Task brief ->
Return, word for word, the part of the climber design passage from "This picture is" up to and including "on the climber.".

Excerpted passage ->
Conceptual design similar to the one presented in the book

This picture is from the ISR website and is a tracked traction drive favored by Brad Edwards. A ribbon-pinch mechanism, motors and other systems are not shown. This is the starting point (and departure point) for my design work on the climber.

Renderings of the 2004 Solid Model of the First Construction Climber

This picture shows the relative scales of the climber, ribbon and a person. The pilot ribbon is only about 6 inches wide at the anchor point on the equator. The blue circular structure is a photovoltaic array 4 meters in diameter that absorbs the laser power beamed up from Earth and converts it to the electrical current used by the motors and other climber systems. To lower the current, the PV array must provide power at ~2500 volts. The ribbon poses unique assembly challenges for the climber because it is effectively an object with no access to either end. (The anchor-end at earth is wrapped around a drum with a complex drive system to maintain ribbon stress and counterweight altititude. The other end is 100,000 km up.) The climber must therefore be assembled in halves on opposite sides of the ribbon.

The traction drive is made up of two different modules on opposite sides of the ribbon. Each has a motorized wheel, but the wheel on one side of the ribbon is free to move perpendicular to the ribbon. The module on the opposite side holds the wheel fixed. A screw jack drive pushing against springs forces the floating wheel against the fixed wheel to pinch the ribbon hard enough to get traction.

The individual modules are not rotationally stable without a fixed structure connecting the two bearing housings on opposite sides of the wheel. The fixed structures connect traction pairs to each other and to the rest of the climber structure. This design attempts to put material only between the objects to be supported and the ribbon (the load path to the ribbon).

This view shows the floating axle module by itself.

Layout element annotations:

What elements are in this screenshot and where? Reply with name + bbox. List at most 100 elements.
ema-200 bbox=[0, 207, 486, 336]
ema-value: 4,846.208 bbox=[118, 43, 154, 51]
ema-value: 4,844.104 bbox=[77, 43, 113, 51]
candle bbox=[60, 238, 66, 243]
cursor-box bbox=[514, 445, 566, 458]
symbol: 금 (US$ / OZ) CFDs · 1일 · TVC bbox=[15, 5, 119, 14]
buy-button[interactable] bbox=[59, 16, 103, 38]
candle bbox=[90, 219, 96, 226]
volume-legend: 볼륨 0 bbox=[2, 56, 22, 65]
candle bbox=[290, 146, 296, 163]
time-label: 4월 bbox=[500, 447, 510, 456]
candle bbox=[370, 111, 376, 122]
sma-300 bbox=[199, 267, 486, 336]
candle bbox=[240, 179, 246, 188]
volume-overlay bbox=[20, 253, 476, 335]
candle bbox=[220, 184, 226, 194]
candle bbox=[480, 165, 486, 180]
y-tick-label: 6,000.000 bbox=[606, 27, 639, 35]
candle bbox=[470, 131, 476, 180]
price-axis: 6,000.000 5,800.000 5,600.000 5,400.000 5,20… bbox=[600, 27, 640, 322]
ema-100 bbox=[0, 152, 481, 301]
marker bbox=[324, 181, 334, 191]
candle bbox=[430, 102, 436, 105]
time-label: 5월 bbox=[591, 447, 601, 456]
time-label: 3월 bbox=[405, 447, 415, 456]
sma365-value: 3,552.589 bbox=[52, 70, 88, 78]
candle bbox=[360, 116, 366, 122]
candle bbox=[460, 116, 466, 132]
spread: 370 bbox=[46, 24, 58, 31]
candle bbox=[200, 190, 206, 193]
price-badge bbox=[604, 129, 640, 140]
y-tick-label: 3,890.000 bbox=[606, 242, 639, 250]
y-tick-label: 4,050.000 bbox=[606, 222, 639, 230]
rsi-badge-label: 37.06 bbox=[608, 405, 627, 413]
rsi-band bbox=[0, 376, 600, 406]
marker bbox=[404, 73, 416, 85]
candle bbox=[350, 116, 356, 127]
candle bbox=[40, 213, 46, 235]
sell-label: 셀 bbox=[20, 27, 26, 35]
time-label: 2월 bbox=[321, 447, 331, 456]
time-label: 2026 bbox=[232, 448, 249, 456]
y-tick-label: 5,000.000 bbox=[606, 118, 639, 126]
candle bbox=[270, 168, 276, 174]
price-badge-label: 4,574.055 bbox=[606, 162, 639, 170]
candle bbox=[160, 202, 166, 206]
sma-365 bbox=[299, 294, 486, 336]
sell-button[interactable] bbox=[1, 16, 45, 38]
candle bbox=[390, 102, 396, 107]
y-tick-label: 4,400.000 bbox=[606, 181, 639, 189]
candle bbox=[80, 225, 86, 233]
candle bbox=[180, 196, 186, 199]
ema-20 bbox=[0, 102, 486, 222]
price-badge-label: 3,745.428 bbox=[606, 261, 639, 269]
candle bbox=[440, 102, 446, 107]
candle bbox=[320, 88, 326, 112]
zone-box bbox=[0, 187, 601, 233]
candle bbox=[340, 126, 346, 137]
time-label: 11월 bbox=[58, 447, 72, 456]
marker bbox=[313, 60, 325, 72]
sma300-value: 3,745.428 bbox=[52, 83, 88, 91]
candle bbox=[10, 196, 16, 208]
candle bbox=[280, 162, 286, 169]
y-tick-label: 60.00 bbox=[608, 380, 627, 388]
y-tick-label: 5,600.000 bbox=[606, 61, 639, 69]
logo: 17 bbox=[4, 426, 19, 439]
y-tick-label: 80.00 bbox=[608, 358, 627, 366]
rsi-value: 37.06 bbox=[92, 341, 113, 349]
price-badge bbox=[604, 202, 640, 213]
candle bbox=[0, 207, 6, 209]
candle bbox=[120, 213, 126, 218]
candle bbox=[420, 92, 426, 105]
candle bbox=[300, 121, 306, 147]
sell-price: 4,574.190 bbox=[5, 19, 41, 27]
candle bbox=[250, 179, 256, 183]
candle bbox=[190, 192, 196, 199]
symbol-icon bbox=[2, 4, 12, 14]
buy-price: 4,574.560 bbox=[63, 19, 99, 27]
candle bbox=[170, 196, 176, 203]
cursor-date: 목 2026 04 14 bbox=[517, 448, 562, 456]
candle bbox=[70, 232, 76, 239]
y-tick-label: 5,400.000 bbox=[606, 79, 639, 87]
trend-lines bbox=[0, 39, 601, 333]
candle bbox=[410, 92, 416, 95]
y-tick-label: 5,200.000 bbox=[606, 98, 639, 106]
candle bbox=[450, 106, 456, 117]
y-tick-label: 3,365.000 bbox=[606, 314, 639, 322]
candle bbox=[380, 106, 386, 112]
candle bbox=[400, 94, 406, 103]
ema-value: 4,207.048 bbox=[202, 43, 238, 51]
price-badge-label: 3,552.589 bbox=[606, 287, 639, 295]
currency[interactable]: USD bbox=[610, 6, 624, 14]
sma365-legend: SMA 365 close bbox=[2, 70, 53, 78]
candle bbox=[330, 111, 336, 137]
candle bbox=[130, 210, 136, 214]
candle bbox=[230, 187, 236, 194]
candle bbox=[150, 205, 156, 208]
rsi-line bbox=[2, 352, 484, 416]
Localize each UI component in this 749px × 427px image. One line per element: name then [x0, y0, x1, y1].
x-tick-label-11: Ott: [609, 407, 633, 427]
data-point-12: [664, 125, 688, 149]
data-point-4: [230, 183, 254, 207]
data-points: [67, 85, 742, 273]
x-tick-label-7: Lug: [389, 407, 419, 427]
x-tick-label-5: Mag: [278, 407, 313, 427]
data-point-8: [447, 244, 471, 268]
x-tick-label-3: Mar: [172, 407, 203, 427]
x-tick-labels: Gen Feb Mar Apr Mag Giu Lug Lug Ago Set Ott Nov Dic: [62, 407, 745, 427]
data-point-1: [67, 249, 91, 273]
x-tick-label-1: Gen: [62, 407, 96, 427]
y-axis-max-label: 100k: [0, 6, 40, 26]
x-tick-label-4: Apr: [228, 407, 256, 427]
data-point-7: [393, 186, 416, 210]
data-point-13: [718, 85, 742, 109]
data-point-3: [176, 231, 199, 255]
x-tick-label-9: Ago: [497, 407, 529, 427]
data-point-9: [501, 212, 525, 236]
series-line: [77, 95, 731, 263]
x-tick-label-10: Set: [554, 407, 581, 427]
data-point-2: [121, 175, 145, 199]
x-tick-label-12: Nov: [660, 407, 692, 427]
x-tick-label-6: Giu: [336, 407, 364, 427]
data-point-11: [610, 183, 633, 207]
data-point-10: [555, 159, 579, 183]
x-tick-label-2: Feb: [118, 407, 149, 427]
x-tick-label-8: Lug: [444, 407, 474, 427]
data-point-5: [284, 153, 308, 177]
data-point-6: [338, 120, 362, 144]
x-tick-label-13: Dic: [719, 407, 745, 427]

Written answer ->
This picture is from the ISR website and is a tracked traction drive favored by Brad Edwards. A ribbon-pinch mechanism, motors and other systems are not shown. This is the starting point (and departure point) for my design work on the climber.